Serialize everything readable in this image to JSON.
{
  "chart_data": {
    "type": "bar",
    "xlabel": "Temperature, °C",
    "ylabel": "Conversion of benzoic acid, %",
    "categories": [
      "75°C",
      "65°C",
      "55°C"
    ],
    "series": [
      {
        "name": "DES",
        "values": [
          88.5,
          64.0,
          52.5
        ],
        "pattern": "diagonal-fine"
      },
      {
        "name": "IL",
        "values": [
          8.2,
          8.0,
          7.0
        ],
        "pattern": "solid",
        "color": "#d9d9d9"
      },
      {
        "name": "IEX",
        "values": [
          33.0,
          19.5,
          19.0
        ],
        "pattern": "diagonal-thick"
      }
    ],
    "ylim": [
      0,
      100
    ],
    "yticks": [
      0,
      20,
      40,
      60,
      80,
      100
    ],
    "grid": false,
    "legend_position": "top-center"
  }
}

# # # # # # #

▶ _Exercise description_
Exactly reproduce the material above.

▶ _Reply_
Serialize everything readable in this image to JSON.
{
  "chart_data": {
    "type": "bar",
    "xlabel": "Temperature, °C",
    "ylabel": "Conversion of benzoic acid, %",
    "categories": [
      "75°C",
      "65°C",
      "55°C"
    ],
    "series": [
      {
        "name": "DES",
        "values": [
          88.5,
          64.0,
          52.5
        ],
        "pattern": "diagonal-fine"
      },
      {
        "name": "IL",
        "values": [
          8.2,
          8.0,
          7.0
        ],
        "pattern": "solid",
        "color": "#d9d9d9"
      },
      {
        "name": "IEX",
        "values": [
          33.0,
          19.5,
          19.0
        ],
        "pattern": "diagonal-thick"
      }
    ],
    "ylim": [
      0,
      100
    ],
    "yticks": [
      0,
      20,
      40,
      60,
      80,
      100
    ],
    "grid": false,
    "legend_position": "top-center"
  }
}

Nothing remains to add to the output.